OBJECTIVE:
Each line below should be quoted exactly, please.

RECORDS FOR THIS EXERCISE:
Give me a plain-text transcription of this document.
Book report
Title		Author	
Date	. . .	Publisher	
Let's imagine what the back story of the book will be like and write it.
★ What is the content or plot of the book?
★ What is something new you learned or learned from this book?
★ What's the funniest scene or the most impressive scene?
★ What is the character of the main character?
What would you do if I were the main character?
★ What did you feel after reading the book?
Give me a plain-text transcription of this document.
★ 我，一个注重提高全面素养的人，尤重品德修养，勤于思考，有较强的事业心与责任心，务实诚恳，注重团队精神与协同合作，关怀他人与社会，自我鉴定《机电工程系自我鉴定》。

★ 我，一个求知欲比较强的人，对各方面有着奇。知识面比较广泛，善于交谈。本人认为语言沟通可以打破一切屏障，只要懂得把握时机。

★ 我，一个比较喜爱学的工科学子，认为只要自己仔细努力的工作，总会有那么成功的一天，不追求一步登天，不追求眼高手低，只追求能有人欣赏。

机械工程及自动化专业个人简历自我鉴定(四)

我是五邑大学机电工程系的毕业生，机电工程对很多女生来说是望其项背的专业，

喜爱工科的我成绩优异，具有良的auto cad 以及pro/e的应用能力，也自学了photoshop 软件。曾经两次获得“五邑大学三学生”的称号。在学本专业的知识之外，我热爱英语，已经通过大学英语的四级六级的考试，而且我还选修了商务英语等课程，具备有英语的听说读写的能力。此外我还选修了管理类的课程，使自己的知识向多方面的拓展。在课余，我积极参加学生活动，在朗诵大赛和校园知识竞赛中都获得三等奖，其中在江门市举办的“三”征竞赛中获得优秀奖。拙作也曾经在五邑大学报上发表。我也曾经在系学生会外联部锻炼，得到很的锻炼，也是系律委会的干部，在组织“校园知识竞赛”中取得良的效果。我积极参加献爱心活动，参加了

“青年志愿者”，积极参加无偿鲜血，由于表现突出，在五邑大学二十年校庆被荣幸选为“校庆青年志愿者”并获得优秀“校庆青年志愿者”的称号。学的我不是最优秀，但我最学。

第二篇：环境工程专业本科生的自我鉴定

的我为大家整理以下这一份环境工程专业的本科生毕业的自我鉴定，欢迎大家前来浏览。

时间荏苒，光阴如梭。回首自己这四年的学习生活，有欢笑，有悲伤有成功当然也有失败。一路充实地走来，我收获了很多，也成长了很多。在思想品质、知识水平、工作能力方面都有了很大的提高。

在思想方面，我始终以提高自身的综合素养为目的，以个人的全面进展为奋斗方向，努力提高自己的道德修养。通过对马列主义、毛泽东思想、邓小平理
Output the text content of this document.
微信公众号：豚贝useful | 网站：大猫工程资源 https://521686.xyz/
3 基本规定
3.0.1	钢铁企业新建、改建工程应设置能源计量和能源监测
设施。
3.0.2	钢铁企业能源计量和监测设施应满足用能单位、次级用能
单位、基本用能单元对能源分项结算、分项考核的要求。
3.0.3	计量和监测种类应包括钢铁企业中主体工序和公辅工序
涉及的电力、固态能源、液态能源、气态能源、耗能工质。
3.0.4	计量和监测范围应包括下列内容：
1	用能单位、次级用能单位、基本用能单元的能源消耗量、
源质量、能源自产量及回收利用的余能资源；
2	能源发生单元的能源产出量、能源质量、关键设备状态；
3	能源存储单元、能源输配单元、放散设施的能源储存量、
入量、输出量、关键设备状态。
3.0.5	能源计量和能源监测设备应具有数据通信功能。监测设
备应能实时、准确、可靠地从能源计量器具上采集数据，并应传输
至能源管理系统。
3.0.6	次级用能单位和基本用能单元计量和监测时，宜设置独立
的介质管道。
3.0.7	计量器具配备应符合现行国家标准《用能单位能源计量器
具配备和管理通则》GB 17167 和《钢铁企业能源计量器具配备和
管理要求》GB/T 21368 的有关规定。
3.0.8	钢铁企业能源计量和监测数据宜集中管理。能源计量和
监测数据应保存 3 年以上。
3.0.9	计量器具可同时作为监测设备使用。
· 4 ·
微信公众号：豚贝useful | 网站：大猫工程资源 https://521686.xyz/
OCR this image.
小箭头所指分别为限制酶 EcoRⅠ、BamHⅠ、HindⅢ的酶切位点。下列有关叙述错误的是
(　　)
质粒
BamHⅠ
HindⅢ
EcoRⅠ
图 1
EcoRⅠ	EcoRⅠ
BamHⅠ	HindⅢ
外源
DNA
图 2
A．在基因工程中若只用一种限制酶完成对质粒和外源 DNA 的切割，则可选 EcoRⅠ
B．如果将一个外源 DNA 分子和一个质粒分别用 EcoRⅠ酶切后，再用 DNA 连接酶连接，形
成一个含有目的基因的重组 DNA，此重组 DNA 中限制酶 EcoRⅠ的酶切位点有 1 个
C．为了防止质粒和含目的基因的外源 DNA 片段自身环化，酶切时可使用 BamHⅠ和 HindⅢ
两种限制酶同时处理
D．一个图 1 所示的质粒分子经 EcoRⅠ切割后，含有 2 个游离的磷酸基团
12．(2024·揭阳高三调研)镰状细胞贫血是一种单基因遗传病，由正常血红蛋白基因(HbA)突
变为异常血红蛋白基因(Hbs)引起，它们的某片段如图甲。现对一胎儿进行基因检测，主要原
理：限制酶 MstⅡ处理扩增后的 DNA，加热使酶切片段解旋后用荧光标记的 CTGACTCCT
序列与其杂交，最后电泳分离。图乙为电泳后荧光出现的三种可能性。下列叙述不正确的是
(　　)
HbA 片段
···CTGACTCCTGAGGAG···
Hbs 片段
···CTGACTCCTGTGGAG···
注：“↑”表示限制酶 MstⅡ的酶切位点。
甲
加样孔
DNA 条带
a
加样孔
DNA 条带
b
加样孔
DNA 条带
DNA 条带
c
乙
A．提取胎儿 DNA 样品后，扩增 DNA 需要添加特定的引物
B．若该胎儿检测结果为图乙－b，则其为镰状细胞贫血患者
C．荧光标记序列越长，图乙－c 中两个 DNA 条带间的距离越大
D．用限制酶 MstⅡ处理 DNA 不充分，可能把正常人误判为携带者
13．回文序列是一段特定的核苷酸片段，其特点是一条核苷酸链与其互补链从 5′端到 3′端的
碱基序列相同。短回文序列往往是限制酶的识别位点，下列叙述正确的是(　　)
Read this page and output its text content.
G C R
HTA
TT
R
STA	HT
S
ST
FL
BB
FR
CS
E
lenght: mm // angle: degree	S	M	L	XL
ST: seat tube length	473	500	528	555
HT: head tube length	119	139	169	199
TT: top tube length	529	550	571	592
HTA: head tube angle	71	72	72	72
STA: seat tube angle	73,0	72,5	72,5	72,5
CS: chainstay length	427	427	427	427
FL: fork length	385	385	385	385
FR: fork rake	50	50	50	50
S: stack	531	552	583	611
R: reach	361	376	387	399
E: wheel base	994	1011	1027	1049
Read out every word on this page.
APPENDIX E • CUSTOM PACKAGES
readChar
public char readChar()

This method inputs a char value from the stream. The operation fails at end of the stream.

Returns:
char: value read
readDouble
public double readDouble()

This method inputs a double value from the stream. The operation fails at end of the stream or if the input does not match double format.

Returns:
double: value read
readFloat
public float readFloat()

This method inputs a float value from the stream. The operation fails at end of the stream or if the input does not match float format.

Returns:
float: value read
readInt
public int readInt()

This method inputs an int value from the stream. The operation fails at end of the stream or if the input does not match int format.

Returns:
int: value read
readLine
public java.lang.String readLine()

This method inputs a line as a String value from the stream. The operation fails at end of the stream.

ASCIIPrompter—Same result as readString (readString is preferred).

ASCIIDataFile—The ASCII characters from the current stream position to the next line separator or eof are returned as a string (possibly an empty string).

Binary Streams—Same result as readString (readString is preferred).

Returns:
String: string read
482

THE OUTPUT:
Give me a plain-text transcription of this document.
Book report
Title		Author	
Date	. . .	Publisher	
Let's imagine what the back story of the book will be like and write it.
★ What is the content or plot of the book?
★ What is something new you learned or learned from this book?
★ What's the funniest scene or the most impressive scene?
★ What is the character of the main character?
What would you do if I were the main character?
★ What did you feel after reading the book?
Give me a plain-text transcription of this document.
★ 我，一个注重提高全面素养的人，尤重品德修养，勤于思考，有较强的事业心与责任心，务实诚恳，注重团队精神与协同合作，关怀他人与社会，自我鉴定《机电工程系自我鉴定》。

★ 我，一个求知欲比较强的人，对各方面有着奇。知识面比较广泛，善于交谈。本人认为语言沟通可以打破一切屏障，只要懂得把握时机。

★ 我，一个比较喜爱学的工科学子，认为只要自己仔细努力的工作，总会有那么成功的一天，不追求一步登天，不追求眼高手低，只追求能有人欣赏。

机械工程及自动化专业个人简历自我鉴定(四)

我是五邑大学机电工程系的毕业生，机电工程对很多女生来说是望其项背的专业，

喜爱工科的我成绩优异，具有良的auto cad 以及pro/e的应用能力，也自学了photoshop 软件。曾经两次获得“五邑大学三学生”的称号。在学本专业的知识之外，我热爱英语，已经通过大学英语的四级六级的考试，而且我还选修了商务英语等课程，具备有英语的听说读写的能力。此外我还选修了管理类的课程，使自己的知识向多方面的拓展。在课余，我积极参加学生活动，在朗诵大赛和校园知识竞赛中都获得三等奖，其中在江门市举办的“三”征竞赛中获得优秀奖。拙作也曾经在五邑大学报上发表。我也曾经在系学生会外联部锻炼，得到很的锻炼，也是系律委会的干部，在组织“校园知识竞赛”中取得良的效果。我积极参加献爱心活动，参加了

“青年志愿者”，积极参加无偿鲜血，由于表现突出，在五邑大学二十年校庆被荣幸选为“校庆青年志愿者”并获得优秀“校庆青年志愿者”的称号。学的我不是最优秀，但我最学。

第二篇：环境工程专业本科生的自我鉴定

的我为大家整理以下这一份环境工程专业的本科生毕业的自我鉴定，欢迎大家前来浏览。

时间荏苒，光阴如梭。回首自己这四年的学习生活，有欢笑，有悲伤有成功当然也有失败。一路充实地走来，我收获了很多，也成长了很多。在思想品质、知识水平、工作能力方面都有了很大的提高。

在思想方面，我始终以提高自身的综合素养为目的，以个人的全面进展为奋斗方向，努力提高自己的道德修养。通过对马列主义、毛泽东思想、邓小平理
Output the text content of this document.
微信公众号：豚贝useful | 网站：大猫工程资源 https://521686.xyz/
3 基本规定
3.0.1	钢铁企业新建、改建工程应设置能源计量和能源监测
设施。
3.0.2	钢铁企业能源计量和监测设施应满足用能单位、次级用能
单位、基本用能单元对能源分项结算、分项考核的要求。
3.0.3	计量和监测种类应包括钢铁企业中主体工序和公辅工序
涉及的电力、固态能源、液态能源、气态能源、耗能工质。
3.0.4	计量和监测范围应包括下列内容：
1	用能单位、次级用能单位、基本用能单元的能源消耗量、
源质量、能源自产量及回收利用的余能资源；
2	能源发生单元的能源产出量、能源质量、关键设备状态；
3	能源存储单元、能源输配单元、放散设施的能源储存量、
入量、输出量、关键设备状态。
3.0.5	能源计量和能源监测设备应具有数据通信功能。监测设
备应能实时、准确、可靠地从能源计量器具上采集数据，并应传输
至能源管理系统。
3.0.6	次级用能单位和基本用能单元计量和监测时，宜设置独立
的介质管道。
3.0.7	计量器具配备应符合现行国家标准《用能单位能源计量器
具配备和管理通则》GB 17167 和《钢铁企业能源计量器具配备和
管理要求》GB/T 21368 的有关规定。
3.0.8	钢铁企业能源计量和监测数据宜集中管理。能源计量和
监测数据应保存 3 年以上。
3.0.9	计量器具可同时作为监测设备使用。
· 4 ·
微信公众号：豚贝useful | 网站：大猫工程资源 https://521686.xyz/
OCR this image.
小箭头所指分别为限制酶 EcoRⅠ、BamHⅠ、HindⅢ的酶切位点。下列有关叙述错误的是
(　　)
质粒
BamHⅠ
HindⅢ
EcoRⅠ
图 1
EcoRⅠ	EcoRⅠ
BamHⅠ	HindⅢ
外源
DNA
图 2
A．在基因工程中若只用一种限制酶完成对质粒和外源 DNA 的切割，则可选 EcoRⅠ
B．如果将一个外源 DNA 分子和一个质粒分别用 EcoRⅠ酶切后，再用 DNA 连接酶连接，形
成一个含有目的基因的重组 DNA，此重组 DNA 中限制酶 EcoRⅠ的酶切位点有 1 个
C．为了防止质粒和含目的基因的外源 DNA 片段自身环化，酶切时可使用 BamHⅠ和 HindⅢ
两种限制酶同时处理
D．一个图 1 所示的质粒分子经 EcoRⅠ切割后，含有 2 个游离的磷酸基团
12．(2024·揭阳高三调研)镰状细胞贫血是一种单基因遗传病，由正常血红蛋白基因(HbA)突
变为异常血红蛋白基因(Hbs)引起，它们的某片段如图甲。现对一胎儿进行基因检测，主要原
理：限制酶 MstⅡ处理扩增后的 DNA，加热使酶切片段解旋后用荧光标记的 CTGACTCCT
序列与其杂交，最后电泳分离。图乙为电泳后荧光出现的三种可能性。下列叙述不正确的是
(　　)
HbA 片段
···CTGACTCCTGAGGAG···
Hbs 片段
···CTGACTCCTGTGGAG···
注：“↑”表示限制酶 MstⅡ的酶切位点。
甲
加样孔
DNA 条带
a
加样孔
DNA 条带
b
加样孔
DNA 条带
DNA 条带
c
乙
A．提取胎儿 DNA 样品后，扩增 DNA 需要添加特定的引物
B．若该胎儿检测结果为图乙－b，则其为镰状细胞贫血患者
C．荧光标记序列越长，图乙－c 中两个 DNA 条带间的距离越大
D．用限制酶 MstⅡ处理 DNA 不充分，可能把正常人误判为携带者
13．回文序列是一段特定的核苷酸片段，其特点是一条核苷酸链与其互补链从 5′端到 3′端的
碱基序列相同。短回文序列往往是限制酶的识别位点，下列叙述正确的是(　　)
Read this page and output its text content.
G C R
HTA
TT
R
STA	HT
S
ST
FL
BB
FR
CS
E
lenght: mm // angle: degree	S	M	L	XL
ST: seat tube length	473	500	528	555
HT: head tube length	119	139	169	199
TT: top tube length	529	550	571	592
HTA: head tube angle	71	72	72	72
STA: seat tube angle	73,0	72,5	72,5	72,5
CS: chainstay length	427	427	427	427
FL: fork length	385	385	385	385
FR: fork rake	50	50	50	50
S: stack	531	552	583	611
R: reach	361	376	387	399
E: wheel base	994	1011	1027	1049
Read out every word on this page.
APPENDIX E • CUSTOM PACKAGES
readChar
public char readChar()

This method inputs a char value from the stream. The operation fails at end of the stream.

Returns:
char: value read
readDouble
public double readDouble()

This method inputs a double value from the stream. The operation fails at end of the stream or if the input does not match double format.

Returns:
double: value read
readFloat
public float readFloat()

This method inputs a float value from the stream. The operation fails at end of the stream or if the input does not match float format.

Returns:
float: value read
readInt
public int readInt()

This method inputs an int value from the stream. The operation fails at end of the stream or if the input does not match int format.

Returns:
int: value read
readLine
public java.lang.String readLine()

This method inputs a line as a String value from the stream. The operation fails at end of the stream.

ASCIIPrompter—Same result as readString (readString is preferred).

ASCIIDataFile—The ASCII characters from the current stream position to the next line separator or eof are returned as a string (possibly an empty string).

Binary Streams—Same result as readString (readString is preferred).

Returns:
String: string read
482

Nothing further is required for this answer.